Extract to read:
'''

It’s still the magical thinking holiday known as the Fourth of July here. I know on wordpress time it’s already rolled over to 7/5.
I’m not going to go much into the politics of the day, at least not tonight. I “celebrated” by reading a novel dealing with Native American legal issues.
No, I’m thinking about the great American fallacy of independence. The insane idea that we are all little individuals and the ridiculous way we worship our Selves.
Let my start over and be political. Just who’s independence from who are we celebrating here? Those founding fathers depended pretty heavily on women and slaves. Not to mention the French.
It must be nice to have such a short-sighted view of independence and freedom. What about the rest of us? When are we going to get our piece of the freedom pie? We may, technically, have legal freedom. But we don’t, still, have real autonomy or liberty or equality. Don’t tell me I am free when rape is a legitimate fear in and equal pay for equal work is a pipe dream. Don’t tell me this is a free country so long as churches burn based on the color of the congregants and children are sat on by police officers.

'''

Spatial annotation entries:

'''

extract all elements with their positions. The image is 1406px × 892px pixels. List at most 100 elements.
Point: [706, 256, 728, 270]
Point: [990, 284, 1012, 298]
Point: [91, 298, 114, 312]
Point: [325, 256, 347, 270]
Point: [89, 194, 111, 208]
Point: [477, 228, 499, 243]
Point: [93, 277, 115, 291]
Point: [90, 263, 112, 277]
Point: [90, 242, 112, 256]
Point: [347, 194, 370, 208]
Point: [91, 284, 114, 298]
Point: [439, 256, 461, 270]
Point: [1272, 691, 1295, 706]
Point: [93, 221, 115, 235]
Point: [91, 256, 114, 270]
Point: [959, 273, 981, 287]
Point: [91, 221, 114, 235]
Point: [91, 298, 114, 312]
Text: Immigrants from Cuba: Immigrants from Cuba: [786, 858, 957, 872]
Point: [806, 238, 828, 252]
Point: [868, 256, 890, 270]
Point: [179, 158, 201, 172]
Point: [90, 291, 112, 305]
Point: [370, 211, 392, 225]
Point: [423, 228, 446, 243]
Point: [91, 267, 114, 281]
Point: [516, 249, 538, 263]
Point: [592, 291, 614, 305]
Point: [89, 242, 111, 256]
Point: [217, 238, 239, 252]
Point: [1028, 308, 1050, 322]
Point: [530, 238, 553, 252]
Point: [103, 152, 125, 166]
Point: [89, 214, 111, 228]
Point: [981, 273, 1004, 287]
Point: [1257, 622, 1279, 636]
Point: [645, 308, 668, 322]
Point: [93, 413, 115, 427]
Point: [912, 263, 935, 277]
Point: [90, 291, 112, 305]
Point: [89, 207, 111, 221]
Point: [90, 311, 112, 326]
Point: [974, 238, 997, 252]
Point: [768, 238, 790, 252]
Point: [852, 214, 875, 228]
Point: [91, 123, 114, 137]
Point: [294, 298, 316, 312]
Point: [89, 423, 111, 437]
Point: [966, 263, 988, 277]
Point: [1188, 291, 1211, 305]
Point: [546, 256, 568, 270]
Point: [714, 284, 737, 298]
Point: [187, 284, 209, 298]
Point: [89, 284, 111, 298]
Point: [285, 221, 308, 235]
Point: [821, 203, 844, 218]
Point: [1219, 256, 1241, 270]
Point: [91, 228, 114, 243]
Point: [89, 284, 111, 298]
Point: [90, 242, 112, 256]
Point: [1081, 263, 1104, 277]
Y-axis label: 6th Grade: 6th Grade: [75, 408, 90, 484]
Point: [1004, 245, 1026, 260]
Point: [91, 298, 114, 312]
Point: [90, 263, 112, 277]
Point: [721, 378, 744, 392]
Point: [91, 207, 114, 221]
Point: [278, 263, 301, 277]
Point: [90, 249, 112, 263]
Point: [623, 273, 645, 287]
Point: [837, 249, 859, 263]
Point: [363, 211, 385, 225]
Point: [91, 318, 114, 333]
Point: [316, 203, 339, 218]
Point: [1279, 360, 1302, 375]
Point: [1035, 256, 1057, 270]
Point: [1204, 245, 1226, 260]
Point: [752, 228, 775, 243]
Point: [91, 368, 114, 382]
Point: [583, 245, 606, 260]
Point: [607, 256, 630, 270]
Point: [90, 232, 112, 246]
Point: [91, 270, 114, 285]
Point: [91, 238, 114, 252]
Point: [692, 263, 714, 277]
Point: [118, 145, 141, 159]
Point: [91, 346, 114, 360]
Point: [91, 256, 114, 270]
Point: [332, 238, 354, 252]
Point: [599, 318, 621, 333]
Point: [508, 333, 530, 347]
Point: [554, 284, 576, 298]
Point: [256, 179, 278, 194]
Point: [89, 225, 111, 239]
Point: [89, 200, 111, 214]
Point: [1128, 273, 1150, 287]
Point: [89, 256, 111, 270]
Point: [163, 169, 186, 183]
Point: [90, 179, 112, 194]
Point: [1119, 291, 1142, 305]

'''

Exercise requirements:
• 1. Decide whether each statement agrees with the Fourth of July post. Answer yes or no, and quote the deciding words of the post. (a) The writer marked the holiday by reading a novel about Native American legal issues. (b) The writer says the founding fathers depended on no one. (c) The writer notes that on WordPress time the date has already turned to 7/5.
• 2. Write what follows the final sentence of the Fourth of July post.

Exercise results:
• 1.
(a) Yes: "I “celebrated” by reading a novel dealing with Native American legal issues."
(b) No: "Those founding fathers depended pretty heavily on women and slaves."
(c) Yes: "I know on wordpress time it’s already rolled over to 7/5."

• 2.
Independence is a myth. No one and no country is truly independent. No, we are all very much dependent on each other, on the earth, on God. It is foolish to deny this. And it is cruelty to claim independence at the expense of others’ basic freedom and value.
I haven’t gone to church for the last two weeks. In part because there is someone there who loves power plays and stands on a pedestal of white male superiority and turns to me and demands that I fill his need for equality in human interactions. There’s something really sickening about it. (I’ve also had two good excuses in that one weekend the bathtub backed up and the next the cat got sick and was puking blood. Don’t worry, the cat is recovered and all healthy and the tub drain is snaked and working fine now.) I miss church. I miss the rituals. I miss swallowing my little crumb of dry bread and little thimble of juice. (That somehow still smells a lot like the wine next to it in the tray. But no wine for me.) I miss hearing the whole congregation say the Lord’s Prayer.
And I might not go tomorrow. The fireworks are loud and endless here. I’m already tired but there’s no sleeping in this artillery range. Even great big rockets are legal in this neck of the woods. I just don’t have the energy to wake up early and feel like I have to be on guard. Service is extra early tomorrow, too.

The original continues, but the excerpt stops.